-------- DATA RECORDS

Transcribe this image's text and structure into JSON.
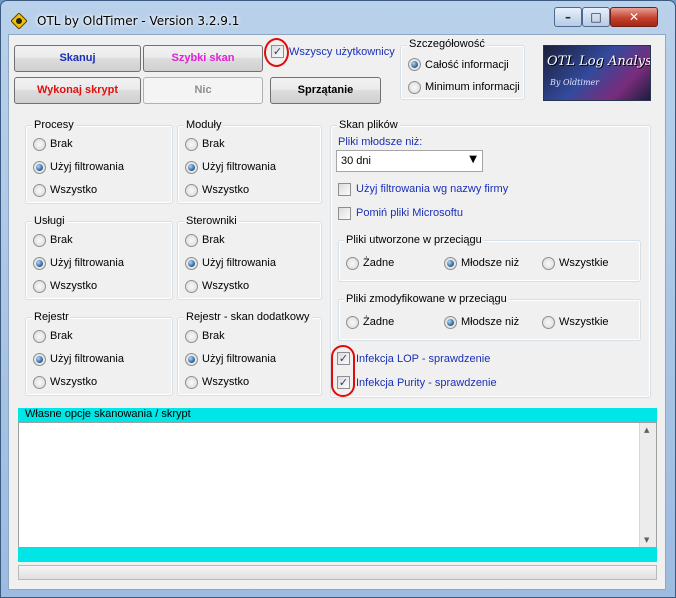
{
  "window": {
    "title": "OTL by OldTimer - Version 3.2.9.1",
    "minimize": "–",
    "maximize": "□",
    "close": "✕"
  },
  "toolbar": {
    "scan": "Skanuj",
    "quick_scan": "Szybki skan",
    "all_users": "Wszyscy użytkownicy",
    "all_users_checked": true,
    "run_script": "Wykonaj skrypt",
    "none": "Nic",
    "cleanup": "Sprzątanie"
  },
  "detail": {
    "title": "Szczegółowość",
    "full": "Całość informacji",
    "minimum": "Minimum informacji",
    "selected": "full"
  },
  "logo": {
    "line1": "OTL Log Analysis",
    "line2": "By Oldtimer"
  },
  "groups": {
    "procesy": {
      "title": "Procesy",
      "options": [
        "Brak",
        "Użyj filtrowania",
        "Wszystko"
      ],
      "selected": 1
    },
    "moduly": {
      "title": "Moduły",
      "options": [
        "Brak",
        "Użyj filtrowania",
        "Wszystko"
      ],
      "selected": 1
    },
    "uslugi": {
      "title": "Usługi",
      "options": [
        "Brak",
        "Użyj filtrowania",
        "Wszystko"
      ],
      "selected": 1
    },
    "sterowniki": {
      "title": "Sterowniki",
      "options": [
        "Brak",
        "Użyj filtrowania",
        "Wszystko"
      ],
      "selected": 1
    },
    "rejestr": {
      "title": "Rejestr",
      "options": [
        "Brak",
        "Użyj filtrowania",
        "Wszystko"
      ],
      "selected": 1
    },
    "rejestr_extra": {
      "title": "Rejestr - skan dodatkowy",
      "options": [
        "Brak",
        "Użyj filtrowania",
        "Wszystko"
      ],
      "selected": 1
    }
  },
  "file_scan": {
    "title": "Skan plików",
    "newer_label": "Pliki młodsze niż:",
    "newer_value": "30 dni",
    "company_filter": "Użyj filtrowania wg nazwy firmy",
    "company_filter_checked": false,
    "skip_ms": "Pomiń pliki Microsoftu",
    "skip_ms_checked": false,
    "created": {
      "title": "Pliki utworzone w przeciągu",
      "options": [
        "Żadne",
        "Młodsze niż",
        "Wszystkie"
      ],
      "selected": 1
    },
    "modified": {
      "title": "Pliki zmodyfikowane w przeciągu",
      "options": [
        "Żadne",
        "Młodsze niż",
        "Wszystkie"
      ],
      "selected": 1
    },
    "lop": "Infekcja LOP - sprawdzenie",
    "lop_checked": true,
    "purity": "Infekcja Purity - sprawdzenie",
    "purity_checked": true
  },
  "custom": {
    "title": "Własne opcje skanowania / skrypt",
    "value": ""
  },
  "colors": {
    "accent_bar": "#00e5e5",
    "highlight": "#e10b0b",
    "link_blue": "#1a2fb8"
  }
}
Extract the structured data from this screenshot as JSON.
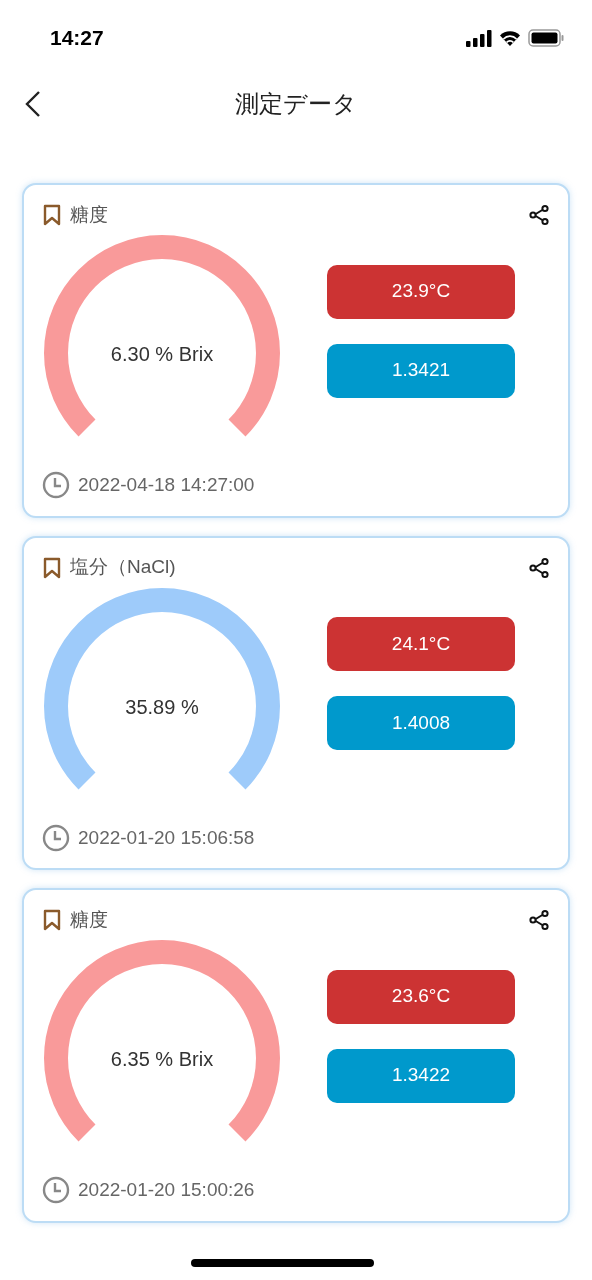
{
  "status_bar": {
    "time": "14:27"
  },
  "header": {
    "title": "測定データ"
  },
  "records": [
    {
      "label": "糖度",
      "color": "#f99a9a",
      "reading": "6.30 % Brix",
      "temperature": "23.9°C",
      "refractive_index": "1.3421",
      "timestamp": "2022-04-18 14:27:00"
    },
    {
      "label": "塩分（NaCl)",
      "color": "#9ecbfa",
      "reading": "35.89 %",
      "temperature": "24.1°C",
      "refractive_index": "1.4008",
      "timestamp": "2022-01-20 15:06:58"
    },
    {
      "label": "糖度",
      "color": "#f99a9a",
      "reading": "6.35 % Brix",
      "temperature": "23.6°C",
      "refractive_index": "1.3422",
      "timestamp": "2022-01-20 15:00:26"
    }
  ]
}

----------------

WHAT IS BEING ASKED: Collect the complete line wherever the string "true" appears in the records.

FINAL RESULT:
    "all_users_checked": true,
    "lop_checked": true,
    "purity_checked": true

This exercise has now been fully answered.